Stated task
Below are some records; give them all again exactly, but not the pictures.

Collected data entries
* Begin *
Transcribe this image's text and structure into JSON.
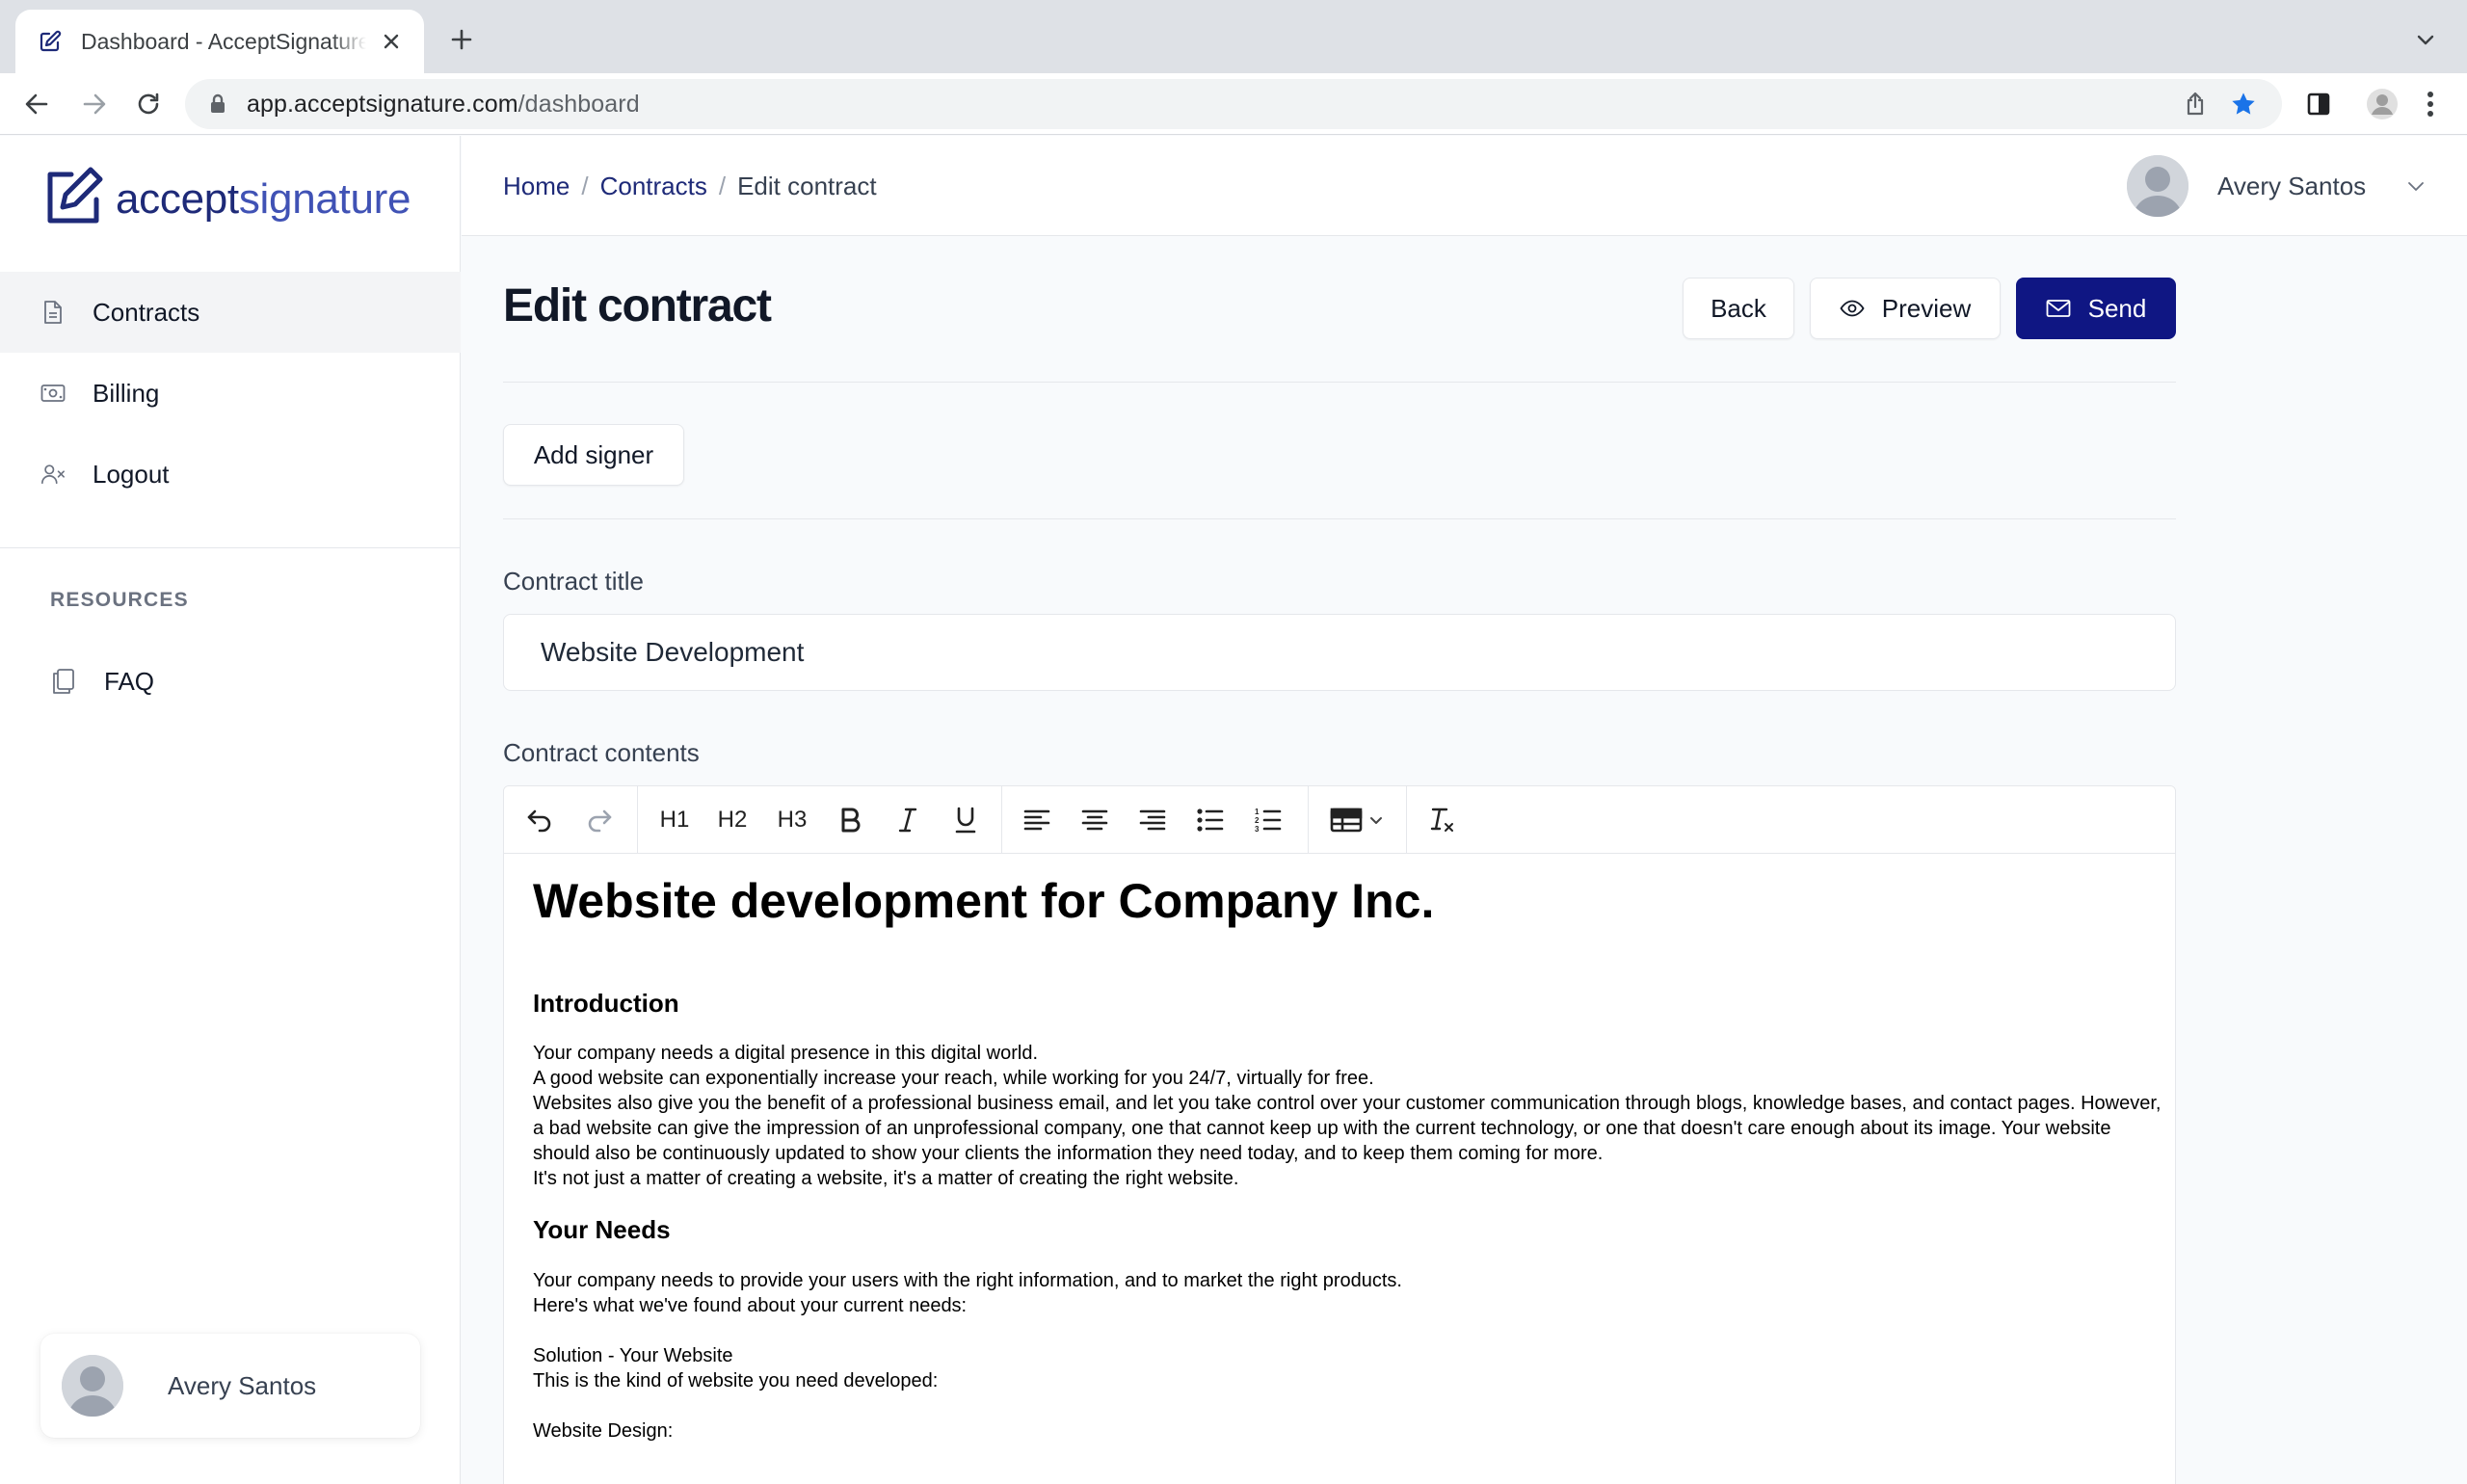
{
  "browser": {
    "tab_title": "Dashboard - AcceptSignature.com",
    "url_host": "app.acceptsignature.com",
    "url_path": "/dashboard"
  },
  "sidebar": {
    "logo_accept": "accept",
    "logo_signature": "signature",
    "items": [
      {
        "label": "Contracts",
        "icon": "document-icon"
      },
      {
        "label": "Billing",
        "icon": "banknote-icon"
      },
      {
        "label": "Logout",
        "icon": "user-x-icon"
      }
    ],
    "resources_heading": "RESOURCES",
    "resources": [
      {
        "label": "FAQ",
        "icon": "copy-icon"
      }
    ],
    "user_name": "Avery Santos"
  },
  "header": {
    "breadcrumb": [
      "Home",
      "Contracts",
      "Edit contract"
    ],
    "user_name": "Avery Santos"
  },
  "page": {
    "title": "Edit contract",
    "back_label": "Back",
    "preview_label": "Preview",
    "send_label": "Send",
    "add_signer_label": "Add signer",
    "contract_title_label": "Contract title",
    "contract_title_value": "Website Development",
    "contract_contents_label": "Contract contents"
  },
  "editor": {
    "toolbar": {
      "h1": "H1",
      "h2": "H2",
      "h3": "H3"
    },
    "heading": "Website development for Company Inc.",
    "section1_title": "Introduction",
    "section1_lines": [
      "Your company needs a digital presence in this digital world.",
      "A good website can exponentially increase your reach, while working for you 24/7, virtually for free.",
      "Websites also give you the benefit of a professional business email, and let you take control over your customer communication through blogs, knowledge bases, and contact pages. However, a bad website can give the impression of an unprofessional company, one that cannot keep up with the current technology, or one that doesn't care enough about its image. Your website should also be continuously updated to show your clients the information they need today, and to keep them coming for more.",
      "It's not just a matter of creating a website, it's a matter of creating the right website."
    ],
    "section2_title": "Your Needs",
    "section2_lines": [
      "Your company needs to provide your users with the right information, and to market the right products.",
      "Here's what we've found about your current needs:"
    ],
    "section3_lines": [
      "Solution - Your Website",
      "This is the kind of website you need developed:"
    ],
    "section4_line": "Website Design:"
  },
  "colors": {
    "primary": "#0f1683",
    "logo_dark": "#1e2a78",
    "logo_light": "#4052b5"
  }
}
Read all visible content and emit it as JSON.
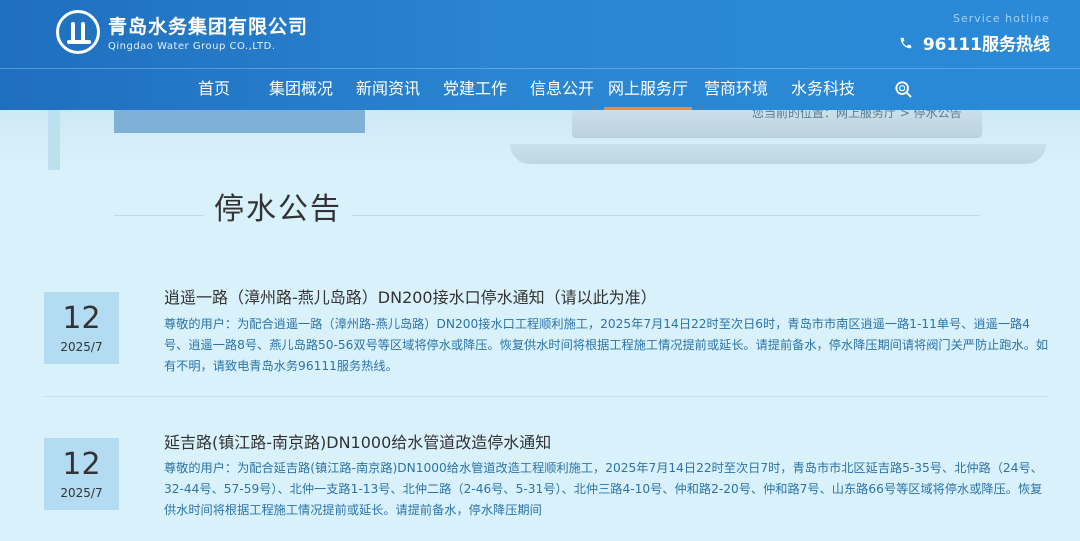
{
  "header": {
    "logo_cn": "青岛水务集团有限公司",
    "logo_en": "Qingdao Water Group CO.,LTD.",
    "hotline_label": "Service hotline",
    "hotline_text": "96111服务热线"
  },
  "nav": {
    "items": [
      {
        "label": "首页"
      },
      {
        "label": "集团概况"
      },
      {
        "label": "新闻资讯"
      },
      {
        "label": "党建工作"
      },
      {
        "label": "信息公开"
      },
      {
        "label": "网上服务厅"
      },
      {
        "label": "营商环境"
      },
      {
        "label": "水务科技"
      }
    ],
    "active": "网上服务厅"
  },
  "breadcrumb": "您当前的位置：网上服务厅 > 停水公告",
  "section_title": "停水公告",
  "notices": [
    {
      "day": "12",
      "year_month": "2025/7",
      "title": "逍遥一路（漳州路-燕儿岛路）DN200接水口停水通知（请以此为准）",
      "body": "尊敬的用户：为配合逍遥一路（漳州路-燕儿岛路）DN200接水口工程顺利施工，2025年7月14日22时至次日6时，青岛市市南区逍遥一路1-11单号、逍遥一路4号、逍遥一路8号、燕儿岛路50-56双号等区域将停水或降压。恢复供水时间将根据工程施工情况提前或延长。请提前备水，停水降压期间请将阀门关严防止跑水。如有不明，请致电青岛水务96111服务热线。"
    },
    {
      "day": "12",
      "year_month": "2025/7",
      "title": "延吉路(镇江路-南京路)DN1000给水管道改造停水通知",
      "body": "尊敬的用户：为配合延吉路(镇江路-南京路)DN1000给水管道改造工程顺利施工，2025年7月14日22时至次日7时，青岛市市北区延吉路5-35号、北仲路（24号、32-44号、57-59号）、北仲一支路1-13号、北仲二路（2-46号、5-31号）、北仲三路4-10号、仲和路2-20号、仲和路7号、山东路66号等区域将停水或降压。恢复供水时间将根据工程施工情况提前或延长。请提前备水，停水降压期间"
    }
  ]
}
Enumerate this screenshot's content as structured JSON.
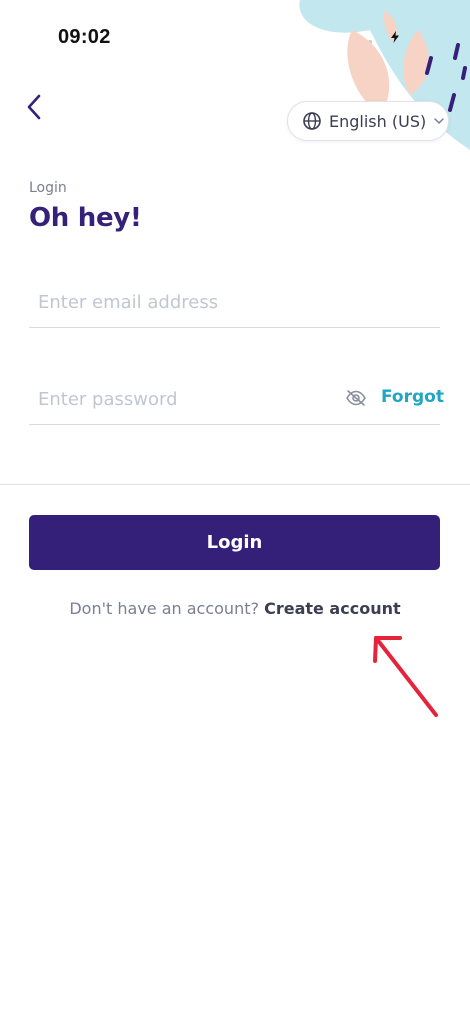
* End *
Task answer
Transcribe this image's text and structure into JSON.
{
  "browser": {
    "tab_title": "Dashboard - AcceptSignature.com",
    "url_host": "app.acceptsignature.com",
    "url_path": "/dashboard"
  },
  "sidebar": {
    "logo_accept": "accept",
    "logo_signature": "signature",
    "items": [
      {
        "label": "Contracts",
        "icon": "document-icon"
      },
      {
        "label": "Billing",
        "icon": "banknote-icon"
      },
      {
        "label": "Logout",
        "icon": "user-x-icon"
      }
    ],
    "resources_heading": "RESOURCES",
    "resources": [
      {
        "label": "FAQ",
        "icon": "copy-icon"
      }
    ],
    "user_name": "Avery Santos"
  },
  "header": {
    "breadcrumb": [
      "Home",
      "Contracts",
      "Edit contract"
    ],
    "user_name": "Avery Santos"
  },
  "page": {
    "title": "Edit contract",
    "back_label": "Back",
    "preview_label": "Preview",
    "send_label": "Send",
    "add_signer_label": "Add signer",
    "contract_title_label": "Contract title",
    "contract_title_value": "Website Development",
    "contract_contents_label": "Contract contents"
  },
  "editor": {
    "toolbar": {
      "h1": "H1",
      "h2": "H2",
      "h3": "H3"
    },
    "heading": "Website development for Company Inc.",
    "section1_title": "Introduction",
    "section1_lines": [
      "Your company needs a digital presence in this digital world.",
      "A good website can exponentially increase your reach, while working for you 24/7, virtually for free.",
      "Websites also give you the benefit of a professional business email, and let you take control over your customer communication through blogs, knowledge bases, and contact pages. However, a bad website can give the impression of an unprofessional company, one that cannot keep up with the current technology, or one that doesn't care enough about its image. Your website should also be continuously updated to show your clients the information they need today, and to keep them coming for more.",
      "It's not just a matter of creating a website, it's a matter of creating the right website."
    ],
    "section2_title": "Your Needs",
    "section2_lines": [
      "Your company needs to provide your users with the right information, and to market the right products.",
      "Here's what we've found about your current needs:"
    ],
    "section3_lines": [
      "Solution - Your Website",
      "This is the kind of website you need developed:"
    ],
    "section4_line": "Website Design:"
  },
  "colors": {
    "primary": "#0f1683",
    "logo_dark": "#1e2a78",
    "logo_light": "#4052b5"
  }
}
Read all visible content and emit it as JSON.
{
  "header": {
    "logo_cn": "青岛水务集团有限公司",
    "logo_en": "Qingdao Water Group CO.,LTD.",
    "hotline_label": "Service hotline",
    "hotline_text": "96111服务热线"
  },
  "nav": {
    "items": [
      {
        "label": "首页"
      },
      {
        "label": "集团概况"
      },
      {
        "label": "新闻资讯"
      },
      {
        "label": "党建工作"
      },
      {
        "label": "信息公开"
      },
      {
        "label": "网上服务厅"
      },
      {
        "label": "营商环境"
      },
      {
        "label": "水务科技"
      }
    ],
    "active": "网上服务厅"
  },
  "breadcrumb": "您当前的位置：网上服务厅 > 停水公告",
  "section_title": "停水公告",
  "notices": [
    {
      "day": "12",
      "year_month": "2025/7",
      "title": "逍遥一路（漳州路-燕儿岛路）DN200接水口停水通知（请以此为准）",
      "body": "尊敬的用户：为配合逍遥一路（漳州路-燕儿岛路）DN200接水口工程顺利施工，2025年7月14日22时至次日6时，青岛市市南区逍遥一路1-11单号、逍遥一路4号、逍遥一路8号、燕儿岛路50-56双号等区域将停水或降压。恢复供水时间将根据工程施工情况提前或延长。请提前备水，停水降压期间请将阀门关严防止跑水。如有不明，请致电青岛水务96111服务热线。"
    },
    {
      "day": "12",
      "year_month": "2025/7",
      "title": "延吉路(镇江路-南京路)DN1000给水管道改造停水通知",
      "body": "尊敬的用户：为配合延吉路(镇江路-南京路)DN1000给水管道改造工程顺利施工，2025年7月14日22时至次日7时，青岛市市北区延吉路5-35号、北仲路（24号、32-44号、57-59号）、北仲一支路1-13号、北仲二路（2-46号、5-31号）、北仲三路4-10号、仲和路2-20号、仲和路7号、山东路66号等区域将停水或降压。恢复供水时间将根据工程施工情况提前或延长。请提前备水，停水降压期间"
    }
  ]
}
Enumerate this screenshot's content as structured JSON.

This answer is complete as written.